### Task to complete
Express the lines of the entries as a JSON list of strings, one string per line and no blank lines. Begin at the line that contains "units-button[interactable]: μÅ [543, 411, 575, 433]" and stop after the line that contains "point-load-label: P [54, 418, 61, 430]".
=== Input records ===
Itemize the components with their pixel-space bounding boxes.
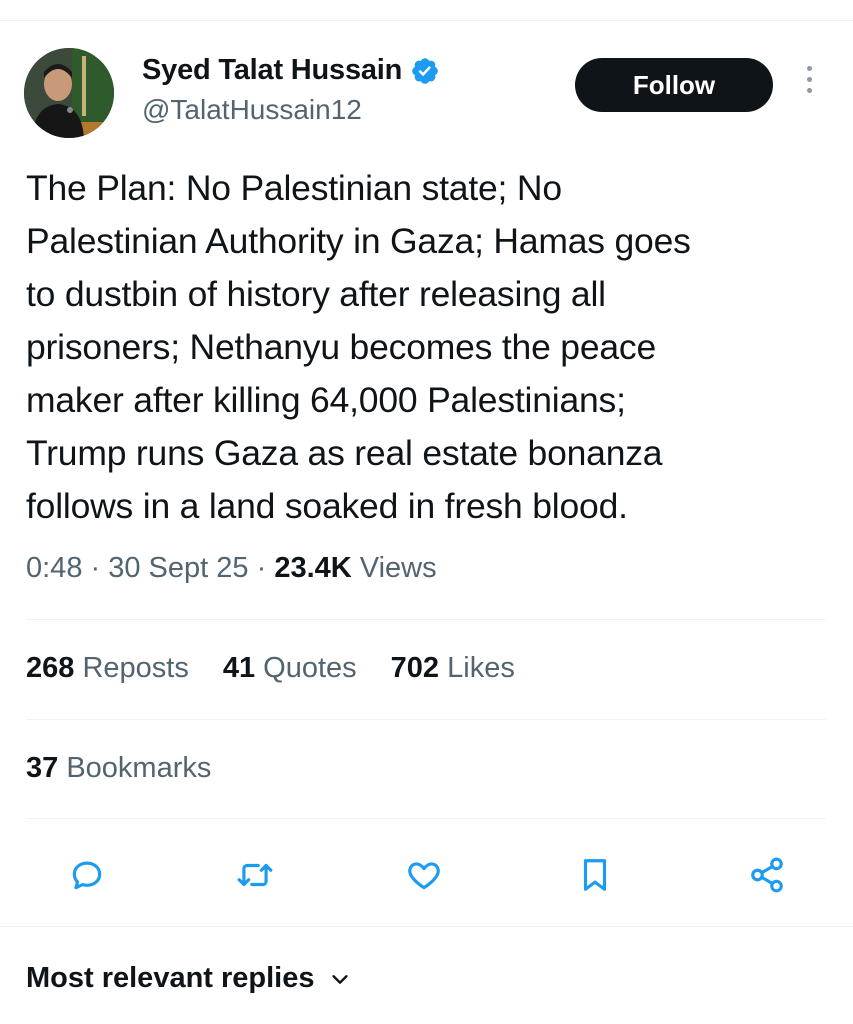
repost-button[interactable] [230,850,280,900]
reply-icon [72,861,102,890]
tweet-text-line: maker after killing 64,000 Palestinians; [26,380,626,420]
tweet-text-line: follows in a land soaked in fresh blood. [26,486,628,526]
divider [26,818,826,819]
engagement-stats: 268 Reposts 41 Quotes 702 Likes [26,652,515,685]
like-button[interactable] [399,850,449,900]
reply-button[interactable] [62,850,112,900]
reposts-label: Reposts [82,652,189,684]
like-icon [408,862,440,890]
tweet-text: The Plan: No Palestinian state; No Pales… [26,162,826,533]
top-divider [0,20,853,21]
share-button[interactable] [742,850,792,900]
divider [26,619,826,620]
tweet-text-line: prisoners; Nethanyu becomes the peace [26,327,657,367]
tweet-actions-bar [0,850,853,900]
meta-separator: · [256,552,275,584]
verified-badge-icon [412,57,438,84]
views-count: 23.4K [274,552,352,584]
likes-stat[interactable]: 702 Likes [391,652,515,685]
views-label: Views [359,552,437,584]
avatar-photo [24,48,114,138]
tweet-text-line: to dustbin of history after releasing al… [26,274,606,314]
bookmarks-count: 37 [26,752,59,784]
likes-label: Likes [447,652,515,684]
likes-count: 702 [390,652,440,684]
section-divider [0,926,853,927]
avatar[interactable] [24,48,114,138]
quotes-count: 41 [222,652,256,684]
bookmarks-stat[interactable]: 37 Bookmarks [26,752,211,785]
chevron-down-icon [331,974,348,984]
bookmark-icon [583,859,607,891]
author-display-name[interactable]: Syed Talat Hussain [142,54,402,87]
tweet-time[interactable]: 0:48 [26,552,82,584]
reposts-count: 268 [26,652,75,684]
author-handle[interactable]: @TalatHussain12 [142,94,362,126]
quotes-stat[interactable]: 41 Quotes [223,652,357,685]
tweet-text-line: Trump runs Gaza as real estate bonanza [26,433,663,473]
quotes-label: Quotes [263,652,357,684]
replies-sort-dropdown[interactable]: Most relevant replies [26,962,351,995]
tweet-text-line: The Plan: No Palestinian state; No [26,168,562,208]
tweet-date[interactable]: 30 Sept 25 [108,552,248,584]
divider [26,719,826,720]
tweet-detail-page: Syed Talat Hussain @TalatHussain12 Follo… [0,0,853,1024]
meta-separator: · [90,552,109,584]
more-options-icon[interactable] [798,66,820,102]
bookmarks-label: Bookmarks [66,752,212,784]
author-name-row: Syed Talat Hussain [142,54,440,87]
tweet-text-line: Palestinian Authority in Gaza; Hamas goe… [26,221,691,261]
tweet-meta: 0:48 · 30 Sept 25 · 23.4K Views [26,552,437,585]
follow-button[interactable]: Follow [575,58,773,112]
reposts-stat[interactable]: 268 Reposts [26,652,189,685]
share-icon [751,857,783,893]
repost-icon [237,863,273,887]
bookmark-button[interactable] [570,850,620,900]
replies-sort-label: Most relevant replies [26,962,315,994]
===
=== Input records ===
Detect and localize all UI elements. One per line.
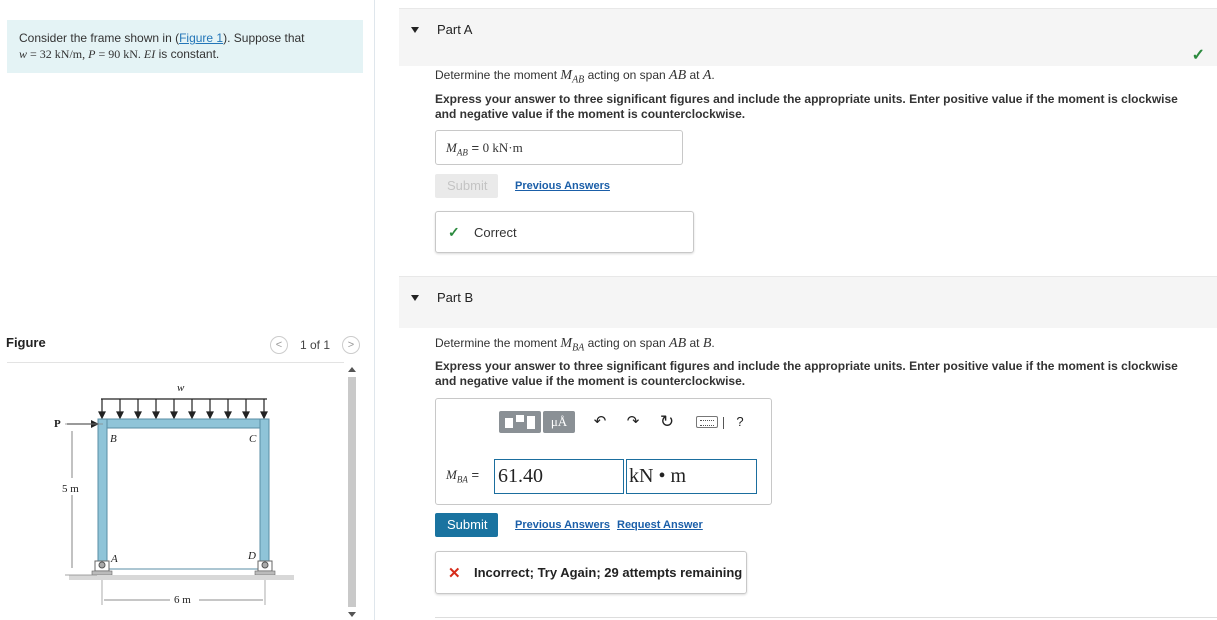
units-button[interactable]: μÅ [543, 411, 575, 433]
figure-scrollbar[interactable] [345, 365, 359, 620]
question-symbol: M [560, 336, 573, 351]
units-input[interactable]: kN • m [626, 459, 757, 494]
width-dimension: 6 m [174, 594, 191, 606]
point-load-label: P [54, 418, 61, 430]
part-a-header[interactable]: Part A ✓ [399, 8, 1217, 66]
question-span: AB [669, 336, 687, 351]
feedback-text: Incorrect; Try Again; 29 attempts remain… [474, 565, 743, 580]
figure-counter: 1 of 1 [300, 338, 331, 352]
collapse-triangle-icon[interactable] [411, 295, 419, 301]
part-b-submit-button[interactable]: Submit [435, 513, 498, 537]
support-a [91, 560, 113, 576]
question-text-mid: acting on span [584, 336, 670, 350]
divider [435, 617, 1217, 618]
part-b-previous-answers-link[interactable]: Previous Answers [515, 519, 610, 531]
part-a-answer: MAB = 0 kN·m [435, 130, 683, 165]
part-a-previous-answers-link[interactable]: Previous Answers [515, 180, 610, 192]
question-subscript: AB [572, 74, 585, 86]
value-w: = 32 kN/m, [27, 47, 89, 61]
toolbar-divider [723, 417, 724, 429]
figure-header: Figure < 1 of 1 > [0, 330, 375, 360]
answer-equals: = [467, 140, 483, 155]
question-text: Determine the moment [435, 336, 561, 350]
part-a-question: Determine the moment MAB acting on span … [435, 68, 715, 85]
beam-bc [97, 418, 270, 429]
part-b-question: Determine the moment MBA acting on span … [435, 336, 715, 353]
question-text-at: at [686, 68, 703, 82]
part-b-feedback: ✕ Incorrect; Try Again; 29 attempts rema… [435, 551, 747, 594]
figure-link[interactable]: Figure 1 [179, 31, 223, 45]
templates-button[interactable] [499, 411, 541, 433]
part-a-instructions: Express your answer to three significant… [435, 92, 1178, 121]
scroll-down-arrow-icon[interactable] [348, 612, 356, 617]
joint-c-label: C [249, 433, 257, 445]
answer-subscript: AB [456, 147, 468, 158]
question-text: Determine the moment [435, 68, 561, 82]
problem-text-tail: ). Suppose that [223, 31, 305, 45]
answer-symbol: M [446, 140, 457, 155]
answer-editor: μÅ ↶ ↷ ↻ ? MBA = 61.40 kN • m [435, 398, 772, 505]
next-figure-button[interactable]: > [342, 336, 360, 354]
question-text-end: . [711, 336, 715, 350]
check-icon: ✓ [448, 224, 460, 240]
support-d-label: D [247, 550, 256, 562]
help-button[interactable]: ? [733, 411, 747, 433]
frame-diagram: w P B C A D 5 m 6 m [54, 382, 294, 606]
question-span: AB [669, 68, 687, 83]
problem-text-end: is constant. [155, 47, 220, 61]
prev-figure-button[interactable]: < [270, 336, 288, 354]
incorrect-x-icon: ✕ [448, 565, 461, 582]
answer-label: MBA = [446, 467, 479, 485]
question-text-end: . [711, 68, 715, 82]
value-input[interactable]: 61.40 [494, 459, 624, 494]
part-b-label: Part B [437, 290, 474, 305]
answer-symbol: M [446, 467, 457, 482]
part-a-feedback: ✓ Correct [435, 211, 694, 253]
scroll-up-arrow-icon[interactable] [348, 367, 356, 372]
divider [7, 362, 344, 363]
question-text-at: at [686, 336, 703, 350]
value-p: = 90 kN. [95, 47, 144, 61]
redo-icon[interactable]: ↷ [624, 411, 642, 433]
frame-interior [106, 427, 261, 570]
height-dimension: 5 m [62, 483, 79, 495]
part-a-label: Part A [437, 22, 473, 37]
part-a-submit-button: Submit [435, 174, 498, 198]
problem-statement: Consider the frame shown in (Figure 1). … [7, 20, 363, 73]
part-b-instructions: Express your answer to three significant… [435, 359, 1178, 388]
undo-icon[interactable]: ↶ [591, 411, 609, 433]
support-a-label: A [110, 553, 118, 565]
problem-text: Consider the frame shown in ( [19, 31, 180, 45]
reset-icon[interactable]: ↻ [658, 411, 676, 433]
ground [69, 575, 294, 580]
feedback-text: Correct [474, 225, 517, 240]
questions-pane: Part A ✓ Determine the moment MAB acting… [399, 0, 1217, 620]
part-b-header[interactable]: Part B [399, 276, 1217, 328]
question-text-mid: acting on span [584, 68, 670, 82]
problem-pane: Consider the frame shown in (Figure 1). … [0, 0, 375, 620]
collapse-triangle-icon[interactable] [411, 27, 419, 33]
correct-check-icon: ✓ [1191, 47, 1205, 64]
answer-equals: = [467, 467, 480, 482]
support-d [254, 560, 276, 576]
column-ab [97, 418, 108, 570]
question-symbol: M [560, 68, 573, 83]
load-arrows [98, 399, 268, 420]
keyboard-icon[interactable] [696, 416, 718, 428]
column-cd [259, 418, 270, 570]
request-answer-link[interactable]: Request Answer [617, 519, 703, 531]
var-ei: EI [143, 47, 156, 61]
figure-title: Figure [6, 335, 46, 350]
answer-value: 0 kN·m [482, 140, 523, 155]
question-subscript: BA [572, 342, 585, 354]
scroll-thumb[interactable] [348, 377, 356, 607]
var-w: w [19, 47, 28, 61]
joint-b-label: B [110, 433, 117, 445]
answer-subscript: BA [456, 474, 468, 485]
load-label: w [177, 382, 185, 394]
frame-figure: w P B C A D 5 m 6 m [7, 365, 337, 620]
===
### Output for this task
[
  "units-button[interactable]: μÅ [543, 411, 575, 433]",
  "figure-scrollbar[interactable] [345, 365, 359, 620]",
  "question-symbol: M [560, 336, 573, 351]",
  "units-input[interactable]: kN • m [626, 459, 757, 494]",
  "width-dimension: 6 m [174, 594, 191, 606]",
  "point-load-label: P [54, 418, 61, 430]"
]